▶ _Requirement_: Reproduce every line of the listing as written, apart from the pictures.

▶ _Material supplied_:
-- start --

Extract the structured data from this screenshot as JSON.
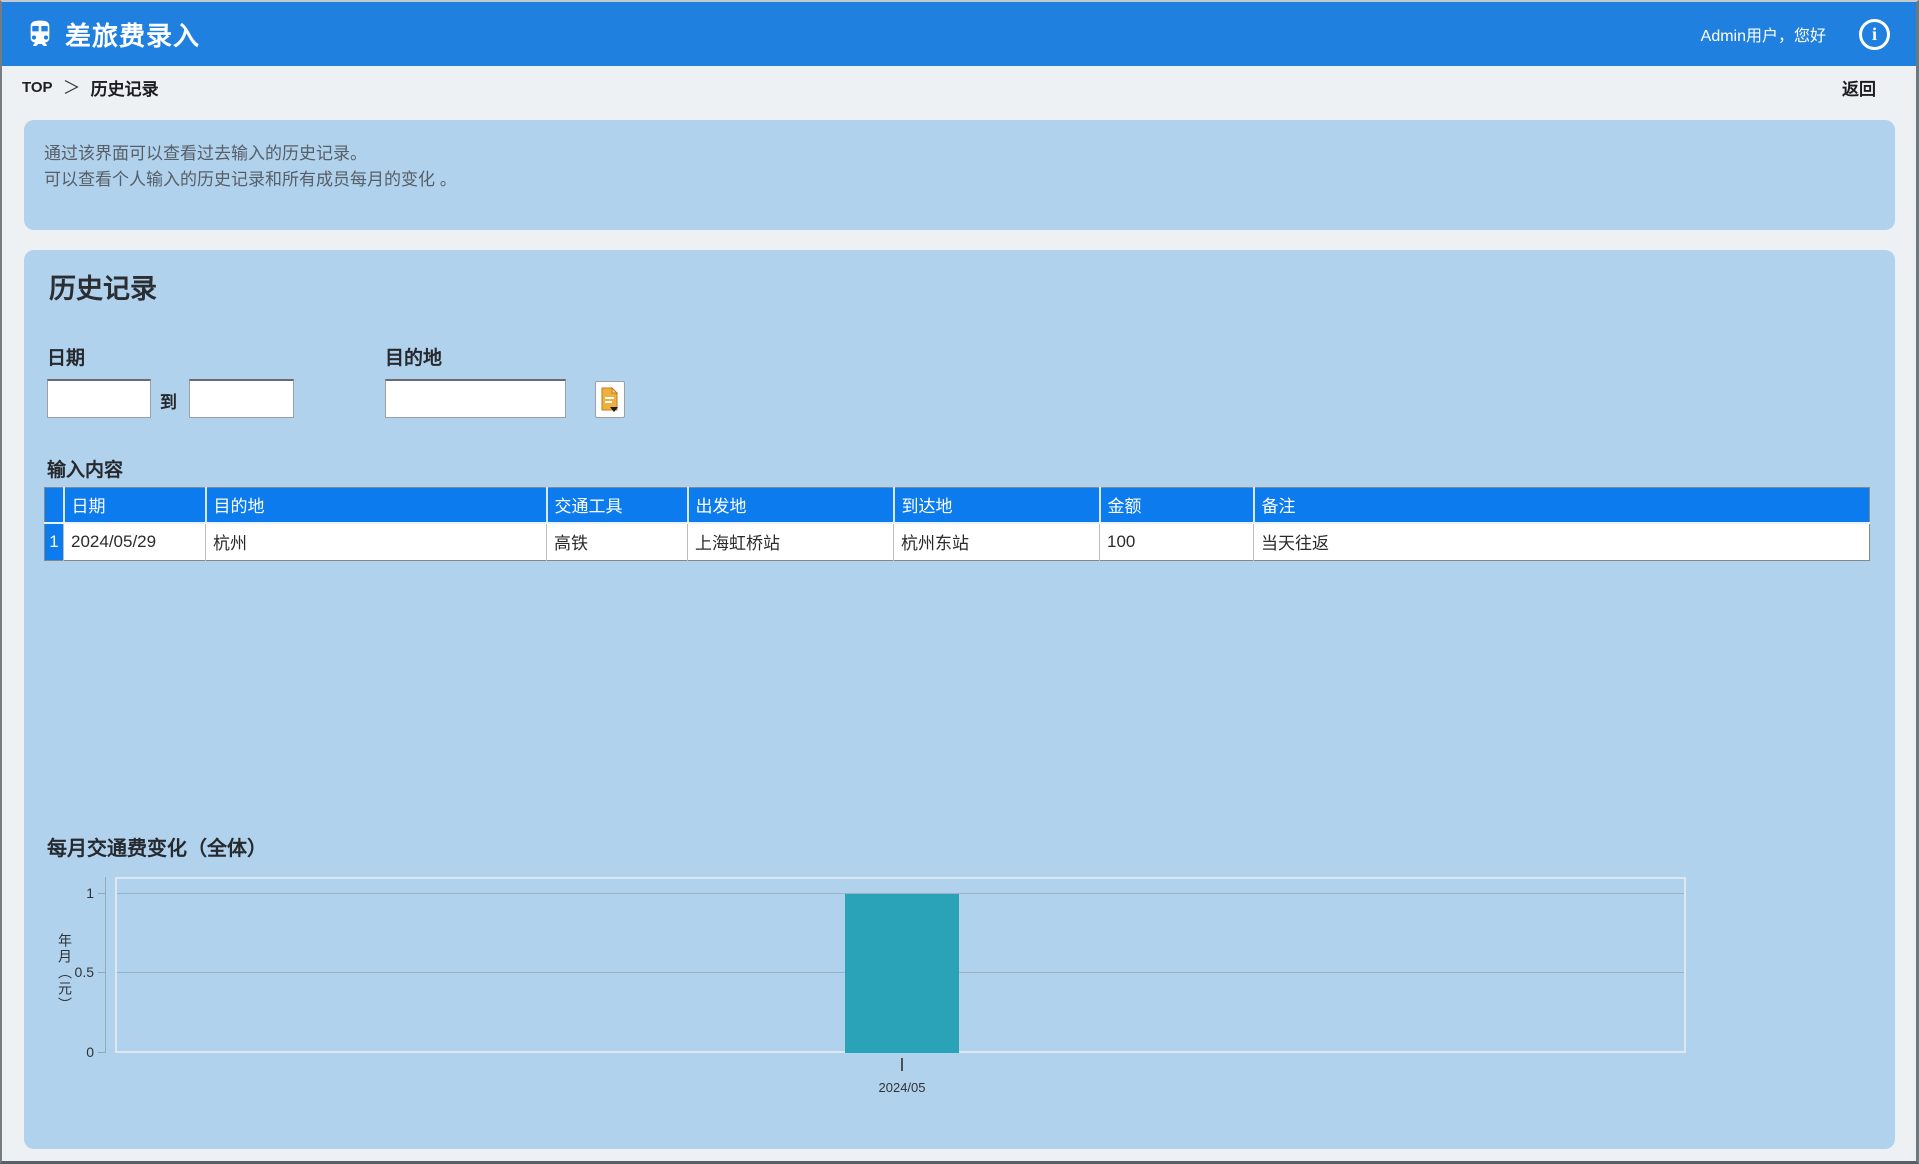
{
  "header": {
    "app_title": "差旅费录入",
    "user_greeting": "Admin用户，您好",
    "info_icon_glyph": "i",
    "accent_color": "#2080e0"
  },
  "breadcrumb": {
    "root": "TOP",
    "separator": "＞",
    "current": "历史记录",
    "back_label": "返回"
  },
  "info_box": {
    "line1": "通过该界面可以查看过去输入的历史记录。",
    "line2": "可以查看个人输入的历史记录和所有成员每月的变化 。"
  },
  "panel": {
    "title": "历史记录",
    "filters": {
      "date_label": "日期",
      "date_from_value": "",
      "date_to_value": "",
      "range_separator": "到",
      "destination_label": "目的地",
      "destination_value": "",
      "picker_icon": "document-picker"
    },
    "table": {
      "caption": "输入内容",
      "columns": [
        "日期",
        "目的地",
        "交通工具",
        "出发地",
        "到达地",
        "金额",
        "备注"
      ],
      "rows": [
        {
          "index": "1",
          "date": "2024/05/29",
          "destination": "杭州",
          "transport": "高铁",
          "departure": "上海虹桥站",
          "arrival": "杭州东站",
          "amount": "100",
          "note": "当天往返"
        }
      ]
    }
  },
  "chart_data": {
    "type": "bar",
    "title": "每月交通费变化（全体）",
    "categories": [
      "2024/05"
    ],
    "values": [
      1
    ],
    "ylabel": "年月（元）",
    "yticks": [
      "1",
      "0.5",
      "0"
    ],
    "ylim": [
      0,
      1.1
    ],
    "grid": true,
    "legend": "none",
    "bar_color": "#2aa2b8"
  },
  "colors": {
    "header_blue": "#2080e0",
    "card_blue": "#b1d2ec",
    "table_header_blue": "#0b7bee",
    "bar_teal": "#2aa2b8",
    "page_bg": "#edf1f4"
  }
}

-- end --

▶ _Exercise output_:
Extract the structured data from this screenshot as JSON.
{
  "header": {
    "app_title": "差旅费录入",
    "user_greeting": "Admin用户，您好",
    "info_icon_glyph": "i",
    "accent_color": "#2080e0"
  },
  "breadcrumb": {
    "root": "TOP",
    "separator": "＞",
    "current": "历史记录",
    "back_label": "返回"
  },
  "info_box": {
    "line1": "通过该界面可以查看过去输入的历史记录。",
    "line2": "可以查看个人输入的历史记录和所有成员每月的变化 。"
  },
  "panel": {
    "title": "历史记录",
    "filters": {
      "date_label": "日期",
      "date_from_value": "",
      "date_to_value": "",
      "range_separator": "到",
      "destination_label": "目的地",
      "destination_value": "",
      "picker_icon": "document-picker"
    },
    "table": {
      "caption": "输入内容",
      "columns": [
        "日期",
        "目的地",
        "交通工具",
        "出发地",
        "到达地",
        "金额",
        "备注"
      ],
      "rows": [
        {
          "index": "1",
          "date": "2024/05/29",
          "destination": "杭州",
          "transport": "高铁",
          "departure": "上海虹桥站",
          "arrival": "杭州东站",
          "amount": "100",
          "note": "当天往返"
        }
      ]
    }
  },
  "chart_data": {
    "type": "bar",
    "title": "每月交通费变化（全体）",
    "categories": [
      "2024/05"
    ],
    "values": [
      1
    ],
    "ylabel": "年月（元）",
    "yticks": [
      "1",
      "0.5",
      "0"
    ],
    "ylim": [
      0,
      1.1
    ],
    "grid": true,
    "legend": "none",
    "bar_color": "#2aa2b8"
  },
  "colors": {
    "header_blue": "#2080e0",
    "card_blue": "#b1d2ec",
    "table_header_blue": "#0b7bee",
    "bar_teal": "#2aa2b8",
    "page_bg": "#edf1f4"
  }
}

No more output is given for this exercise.